Os Planos Poupança Reforma (PPR) são um produto financeiro interessante, principalmente pelos benefícios fiscais que oferecem. A dedução de 20% ao IRS, calculada com base no valor das contribuições realizadas ao longo do ano e que varia conforme a idade do subscritor, talvez seja o benefício mais conhecido.
| Idade | Investimento | Benefício máximo |
|---|---|---|
| Menos de 35 | 2 000€ | 400€ |
| 35 a 50 | 1 750€ | 350€ |
| Mais de 50 | 1 500€ | 300€ |
No entanto, um aspeto que muitas vezes não é devidamente considerado é a tributação das mais-valias. Comparado com outros produtos financeiros, o PPR é, sem dúvida, o que oferece mais vantagens. Veja-se a tabela abaixo.
| Prazo | < 5 anos | 5 a 8 anos | > 8 anos |
|---|---|---|---|
| Fora das condições na lei | 21,5% | 17,2% | 8,6% |
| Dentro das condições na lei | 8,0% | 8,0% | 8,0% |
Ou seja, quando tiveres mais de 60 anos, ou já fores reformado por velhice, se resgatares um PPR com mais de 5 anos de contrato, vais pagar 8% de IRS sobre as mais-valias (*). Compara com os 28% que terias de pagar sobre os juros (miseráveis) de um depósito a prazo ou de certificados de aforro.
Por outras palavras, tens 1000 euros de mais-valias num PPR, pagas 80 euros de IRS. Se forem 1000 euros de juros num depósito a prazo ou de certificados de aforro, pagas 280 euros. A escolha é tua.

****

**ATIVIDADE:** Transcreva, por favor, o trecho do texto sobre os PPR que vai de "Por outras palavras, tens" a "escolha é tua.".

****

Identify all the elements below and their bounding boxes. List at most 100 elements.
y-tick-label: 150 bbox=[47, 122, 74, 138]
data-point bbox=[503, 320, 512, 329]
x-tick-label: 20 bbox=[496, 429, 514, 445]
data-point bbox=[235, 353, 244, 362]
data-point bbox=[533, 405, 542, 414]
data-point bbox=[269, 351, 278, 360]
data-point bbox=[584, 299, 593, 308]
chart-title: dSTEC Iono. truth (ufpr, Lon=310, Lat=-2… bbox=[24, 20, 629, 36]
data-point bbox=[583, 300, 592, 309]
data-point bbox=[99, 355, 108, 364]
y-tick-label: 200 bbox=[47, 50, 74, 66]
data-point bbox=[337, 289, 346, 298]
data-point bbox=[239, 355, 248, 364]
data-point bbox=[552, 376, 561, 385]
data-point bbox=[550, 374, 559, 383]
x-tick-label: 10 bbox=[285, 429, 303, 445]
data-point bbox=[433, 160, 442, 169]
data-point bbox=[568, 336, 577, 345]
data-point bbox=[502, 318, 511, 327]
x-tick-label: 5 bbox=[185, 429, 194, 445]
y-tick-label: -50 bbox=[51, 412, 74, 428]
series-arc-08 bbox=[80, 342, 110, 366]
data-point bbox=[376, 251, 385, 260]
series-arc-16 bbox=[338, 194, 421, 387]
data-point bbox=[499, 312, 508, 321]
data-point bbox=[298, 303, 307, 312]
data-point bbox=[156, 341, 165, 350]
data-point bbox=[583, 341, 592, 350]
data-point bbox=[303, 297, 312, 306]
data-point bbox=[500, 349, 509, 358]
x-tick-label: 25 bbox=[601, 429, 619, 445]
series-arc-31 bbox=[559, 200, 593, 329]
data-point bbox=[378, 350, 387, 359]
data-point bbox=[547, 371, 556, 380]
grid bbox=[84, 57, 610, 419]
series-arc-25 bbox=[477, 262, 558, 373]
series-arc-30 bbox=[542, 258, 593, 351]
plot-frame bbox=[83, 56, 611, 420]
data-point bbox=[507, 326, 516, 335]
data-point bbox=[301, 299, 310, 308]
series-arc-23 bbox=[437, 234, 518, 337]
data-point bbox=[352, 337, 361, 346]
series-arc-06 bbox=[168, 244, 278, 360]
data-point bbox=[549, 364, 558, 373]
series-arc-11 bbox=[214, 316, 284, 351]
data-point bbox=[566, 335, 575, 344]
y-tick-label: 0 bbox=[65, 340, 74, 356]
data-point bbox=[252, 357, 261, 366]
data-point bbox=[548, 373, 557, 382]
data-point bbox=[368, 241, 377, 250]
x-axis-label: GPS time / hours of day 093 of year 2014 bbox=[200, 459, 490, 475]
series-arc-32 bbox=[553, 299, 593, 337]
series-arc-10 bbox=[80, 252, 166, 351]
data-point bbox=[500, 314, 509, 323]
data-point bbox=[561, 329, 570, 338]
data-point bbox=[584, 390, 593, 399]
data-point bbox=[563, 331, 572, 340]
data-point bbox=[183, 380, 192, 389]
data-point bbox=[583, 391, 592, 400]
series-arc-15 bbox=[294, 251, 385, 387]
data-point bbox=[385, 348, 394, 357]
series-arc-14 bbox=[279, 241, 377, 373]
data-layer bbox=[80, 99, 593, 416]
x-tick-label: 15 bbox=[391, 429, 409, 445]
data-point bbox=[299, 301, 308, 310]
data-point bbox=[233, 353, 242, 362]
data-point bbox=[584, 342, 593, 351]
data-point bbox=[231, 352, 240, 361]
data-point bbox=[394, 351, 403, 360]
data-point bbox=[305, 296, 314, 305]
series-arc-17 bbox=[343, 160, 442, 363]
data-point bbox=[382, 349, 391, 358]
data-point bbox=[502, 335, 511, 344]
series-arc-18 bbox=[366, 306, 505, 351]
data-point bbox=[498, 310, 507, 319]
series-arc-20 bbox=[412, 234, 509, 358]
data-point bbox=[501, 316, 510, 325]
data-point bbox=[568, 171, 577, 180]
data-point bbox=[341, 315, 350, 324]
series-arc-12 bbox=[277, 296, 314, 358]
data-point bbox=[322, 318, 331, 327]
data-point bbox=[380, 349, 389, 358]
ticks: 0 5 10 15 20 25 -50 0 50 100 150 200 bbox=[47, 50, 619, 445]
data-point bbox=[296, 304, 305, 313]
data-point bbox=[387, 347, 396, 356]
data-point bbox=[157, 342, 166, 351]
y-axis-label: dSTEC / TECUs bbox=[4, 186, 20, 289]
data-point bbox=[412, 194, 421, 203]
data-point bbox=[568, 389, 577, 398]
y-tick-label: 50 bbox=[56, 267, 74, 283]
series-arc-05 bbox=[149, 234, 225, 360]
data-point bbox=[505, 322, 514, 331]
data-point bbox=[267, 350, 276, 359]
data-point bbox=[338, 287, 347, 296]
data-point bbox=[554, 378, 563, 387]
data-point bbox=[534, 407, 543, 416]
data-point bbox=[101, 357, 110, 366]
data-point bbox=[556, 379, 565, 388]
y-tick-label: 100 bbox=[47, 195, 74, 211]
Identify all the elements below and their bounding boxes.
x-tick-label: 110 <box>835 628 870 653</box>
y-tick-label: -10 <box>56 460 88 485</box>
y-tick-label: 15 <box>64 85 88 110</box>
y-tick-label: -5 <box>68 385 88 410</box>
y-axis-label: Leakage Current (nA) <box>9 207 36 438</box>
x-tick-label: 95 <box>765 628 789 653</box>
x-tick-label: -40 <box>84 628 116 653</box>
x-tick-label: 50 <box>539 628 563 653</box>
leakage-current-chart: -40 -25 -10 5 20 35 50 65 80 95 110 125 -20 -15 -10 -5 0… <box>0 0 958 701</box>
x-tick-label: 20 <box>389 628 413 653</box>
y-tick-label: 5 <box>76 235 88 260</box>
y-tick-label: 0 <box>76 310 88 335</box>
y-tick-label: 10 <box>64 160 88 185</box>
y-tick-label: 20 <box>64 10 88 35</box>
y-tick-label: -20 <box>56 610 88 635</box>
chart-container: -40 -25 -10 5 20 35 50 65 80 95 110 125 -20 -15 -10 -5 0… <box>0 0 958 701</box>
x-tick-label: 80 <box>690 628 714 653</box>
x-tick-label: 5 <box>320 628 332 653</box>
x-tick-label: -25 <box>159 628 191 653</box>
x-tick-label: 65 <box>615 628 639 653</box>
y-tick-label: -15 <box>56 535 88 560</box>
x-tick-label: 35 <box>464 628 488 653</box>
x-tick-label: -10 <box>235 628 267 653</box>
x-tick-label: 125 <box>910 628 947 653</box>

****

**RESULTADO DO EXERCÍCIO:**
Por outras palavras, tens 1000 euros de mais-valias num PPR, pagas 80 euros de IRS. Se forem 1000 euros de juros num depósito a prazo ou de certificados de aforro, pagas 280 euros. A escolha é tua.